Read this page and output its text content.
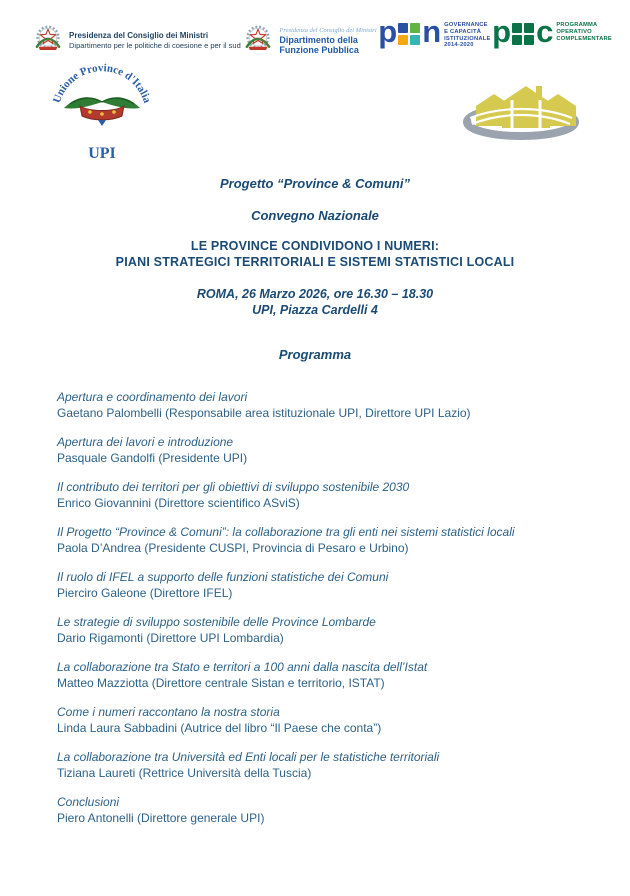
Presidenza del Consiglio dei Ministri
Dipartimento per le politiche di coesione e per il sud
Presidenza del Consiglio dei Ministri
Dipartimento della
Funzione Pubblica
p n GOVERNANCE
E CAPACITÀ
ISTITUZIONALE
2014-2020 p c PROGRAMMA
OPERATIVO
COMPLEMENTARE
Unione Province d'Italia
UPI
Progetto “Province & Comuni”
Convegno Nazionale
LE PROVINCE CONDIVIDONO I NUMERI:
PIANI STRATEGICI TERRITORIALI E SISTEMI STATISTICI LOCALI
ROMA, 26 Marzo 2026, ore 16.30 – 18.30
UPI, Piazza Cardelli 4
Programma
Apertura e coordinamento dei lavori
Gaetano Palombelli (Responsabile area istituzionale UPI, Direttore UPI Lazio)
Apertura dei lavori e introduzione
Pasquale Gandolfi (Presidente UPI)
Il contributo dei territori per gli obiettivi di sviluppo sostenibile 2030
Enrico Giovannini (Direttore scientifico ASviS)
Il Progetto “Province & Comuni”: la collaborazione tra gli enti nei sistemi statistici locali
Paola D’Andrea (Presidente CUSPI, Provincia di Pesaro e Urbino)
Il ruolo di IFEL a supporto delle funzioni statistiche dei Comuni
Pierciro Galeone (Direttore IFEL)
Le strategie di sviluppo sostenibile delle Province Lombarde
Dario Rigamonti (Direttore UPI Lombardia)
La collaborazione tra Stato e territori a 100 anni dalla nascita dell’Istat
Matteo Mazziotta (Direttore centrale Sistan e territorio, ISTAT)
Come i numeri raccontano la nostra storia
Linda Laura Sabbadini (Autrice del libro “Il Paese che conta”)
La collaborazione tra Università ed Enti locali per le statistiche territoriali
Tiziana Laureti (Rettrice Università della Tuscia)
Conclusioni
Piero Antonelli (Direttore generale UPI)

▸ The task
Report each line in the preceding entries that holds the string "Dipartimento".

▸ Output
Dipartimento per le politiche di coesione e per il sud
Dipartimento della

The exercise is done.